*Written task*
Repeat the listing in full. Nothing may be added or left out.

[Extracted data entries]
:::::

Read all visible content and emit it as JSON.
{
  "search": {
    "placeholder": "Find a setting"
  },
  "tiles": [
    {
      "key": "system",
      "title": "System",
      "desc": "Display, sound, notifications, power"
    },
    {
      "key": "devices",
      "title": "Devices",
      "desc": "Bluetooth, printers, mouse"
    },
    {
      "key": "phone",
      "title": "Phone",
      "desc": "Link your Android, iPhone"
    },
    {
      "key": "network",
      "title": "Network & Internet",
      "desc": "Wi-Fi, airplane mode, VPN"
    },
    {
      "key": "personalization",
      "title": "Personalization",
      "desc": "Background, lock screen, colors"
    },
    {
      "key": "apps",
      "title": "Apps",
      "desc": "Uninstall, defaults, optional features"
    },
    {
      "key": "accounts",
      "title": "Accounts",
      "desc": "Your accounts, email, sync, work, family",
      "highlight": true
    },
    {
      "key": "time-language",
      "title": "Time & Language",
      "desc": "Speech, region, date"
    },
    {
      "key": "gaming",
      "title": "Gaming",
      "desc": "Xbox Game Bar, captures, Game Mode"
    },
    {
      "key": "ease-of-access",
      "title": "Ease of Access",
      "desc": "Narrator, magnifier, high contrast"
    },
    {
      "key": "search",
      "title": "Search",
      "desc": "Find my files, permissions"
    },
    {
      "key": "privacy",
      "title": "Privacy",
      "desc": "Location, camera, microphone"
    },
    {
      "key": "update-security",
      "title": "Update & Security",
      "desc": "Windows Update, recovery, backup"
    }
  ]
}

:::::

*Solution for this exercise*
Read all visible content and emit it as JSON.
{
  "search": {
    "placeholder": "Find a setting"
  },
  "tiles": [
    {
      "key": "system",
      "title": "System",
      "desc": "Display, sound, notifications, power"
    },
    {
      "key": "devices",
      "title": "Devices",
      "desc": "Bluetooth, printers, mouse"
    },
    {
      "key": "phone",
      "title": "Phone",
      "desc": "Link your Android, iPhone"
    },
    {
      "key": "network",
      "title": "Network & Internet",
      "desc": "Wi-Fi, airplane mode, VPN"
    },
    {
      "key": "personalization",
      "title": "Personalization",
      "desc": "Background, lock screen, colors"
    },
    {
      "key": "apps",
      "title": "Apps",
      "desc": "Uninstall, defaults, optional features"
    },
    {
      "key": "accounts",
      "title": "Accounts",
      "desc": "Your accounts, email, sync, work, family",
      "highlight": true
    },
    {
      "key": "time-language",
      "title": "Time & Language",
      "desc": "Speech, region, date"
    },
    {
      "key": "gaming",
      "title": "Gaming",
      "desc": "Xbox Game Bar, captures, Game Mode"
    },
    {
      "key": "ease-of-access",
      "title": "Ease of Access",
      "desc": "Narrator, magnifier, high contrast"
    },
    {
      "key": "search",
      "title": "Search",
      "desc": "Find my files, permissions"
    },
    {
      "key": "privacy",
      "title": "Privacy",
      "desc": "Location, camera, microphone"
    },
    {
      "key": "update-security",
      "title": "Update & Security",
      "desc": "Windows Update, recovery, backup"
    }
  ]
}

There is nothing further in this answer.